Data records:
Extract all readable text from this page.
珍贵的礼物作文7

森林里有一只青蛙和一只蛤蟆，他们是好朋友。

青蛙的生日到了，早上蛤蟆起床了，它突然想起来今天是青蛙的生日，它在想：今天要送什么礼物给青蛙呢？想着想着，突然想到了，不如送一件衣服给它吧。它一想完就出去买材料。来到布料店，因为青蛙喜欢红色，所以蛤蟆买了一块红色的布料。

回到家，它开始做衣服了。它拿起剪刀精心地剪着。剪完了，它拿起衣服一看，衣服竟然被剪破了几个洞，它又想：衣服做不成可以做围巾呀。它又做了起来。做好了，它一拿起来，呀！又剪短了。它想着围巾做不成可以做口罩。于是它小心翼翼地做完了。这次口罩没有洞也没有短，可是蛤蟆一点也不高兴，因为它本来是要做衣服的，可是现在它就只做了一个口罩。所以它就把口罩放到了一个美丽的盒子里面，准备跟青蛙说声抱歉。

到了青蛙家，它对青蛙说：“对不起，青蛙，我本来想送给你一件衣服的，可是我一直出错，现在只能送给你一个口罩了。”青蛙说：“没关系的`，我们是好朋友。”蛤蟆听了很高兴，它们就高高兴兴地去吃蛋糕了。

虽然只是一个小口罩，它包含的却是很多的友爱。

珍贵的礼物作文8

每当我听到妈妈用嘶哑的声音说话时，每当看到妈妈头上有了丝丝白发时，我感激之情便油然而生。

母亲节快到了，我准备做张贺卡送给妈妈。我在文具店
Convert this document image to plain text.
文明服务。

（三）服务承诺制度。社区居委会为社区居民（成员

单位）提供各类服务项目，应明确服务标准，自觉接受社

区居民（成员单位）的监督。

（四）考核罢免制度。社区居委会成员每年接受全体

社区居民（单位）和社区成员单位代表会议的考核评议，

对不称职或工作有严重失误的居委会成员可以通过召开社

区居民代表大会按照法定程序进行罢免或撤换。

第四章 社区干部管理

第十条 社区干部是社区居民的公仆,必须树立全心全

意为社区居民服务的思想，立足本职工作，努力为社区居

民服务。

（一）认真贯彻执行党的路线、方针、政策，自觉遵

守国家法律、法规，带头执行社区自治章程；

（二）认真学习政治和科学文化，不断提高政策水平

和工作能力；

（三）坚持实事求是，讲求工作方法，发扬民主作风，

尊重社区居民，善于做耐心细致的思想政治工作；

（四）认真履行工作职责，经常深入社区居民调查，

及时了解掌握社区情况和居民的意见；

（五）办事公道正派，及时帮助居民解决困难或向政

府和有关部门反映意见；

EXERCISE OBJECTIVE:
Each entry above is to be set down again in exactly the same words.

EXERCISE SOLUTION:
Extract all readable text from this page.
珍贵的礼物作文7

森林里有一只青蛙和一只蛤蟆，他们是好朋友。

青蛙的生日到了，早上蛤蟆起床了，它突然想起来今天是青蛙的生日，它在想：今天要送什么礼物给青蛙呢？想着想着，突然想到了，不如送一件衣服给它吧。它一想完就出去买材料。来到布料店，因为青蛙喜欢红色，所以蛤蟆买了一块红色的布料。

回到家，它开始做衣服了。它拿起剪刀精心地剪着。剪完了，它拿起衣服一看，衣服竟然被剪破了几个洞，它又想：衣服做不成可以做围巾呀。它又做了起来。做好了，它一拿起来，呀！又剪短了。它想着围巾做不成可以做口罩。于是它小心翼翼地做完了。这次口罩没有洞也没有短，可是蛤蟆一点也不高兴，因为它本来是要做衣服的，可是现在它就只做了一个口罩。所以它就把口罩放到了一个美丽的盒子里面，准备跟青蛙说声抱歉。

到了青蛙家，它对青蛙说：“对不起，青蛙，我本来想送给你一件衣服的，可是我一直出错，现在只能送给你一个口罩了。”青蛙说：“没关系的`，我们是好朋友。”蛤蟆听了很高兴，它们就高高兴兴地去吃蛋糕了。

虽然只是一个小口罩，它包含的却是很多的友爱。

珍贵的礼物作文8

每当我听到妈妈用嘶哑的声音说话时，每当看到妈妈头上有了丝丝白发时，我感激之情便油然而生。

母亲节快到了，我准备做张贺卡送给妈妈。我在文具店
Convert this document image to plain text.
文明服务。

（三）服务承诺制度。社区居委会为社区居民（成员

单位）提供各类服务项目，应明确服务标准，自觉接受社

区居民（成员单位）的监督。

（四）考核罢免制度。社区居委会成员每年接受全体

社区居民（单位）和社区成员单位代表会议的考核评议，

对不称职或工作有严重失误的居委会成员可以通过召开社

区居民代表大会按照法定程序进行罢免或撤换。

第四章 社区干部管理

第十条 社区干部是社区居民的公仆,必须树立全心全

意为社区居民服务的思想，立足本职工作，努力为社区居

民服务。

（一）认真贯彻执行党的路线、方针、政策，自觉遵

守国家法律、法规，带头执行社区自治章程；

（二）认真学习政治和科学文化，不断提高政策水平

和工作能力；

（三）坚持实事求是，讲求工作方法，发扬民主作风，

尊重社区居民，善于做耐心细致的思想政治工作；

（四）认真履行工作职责，经常深入社区居民调查，

及时了解掌握社区情况和居民的意见；

（五）办事公道正派，及时帮助居民解决困难或向政

府和有关部门反映意见；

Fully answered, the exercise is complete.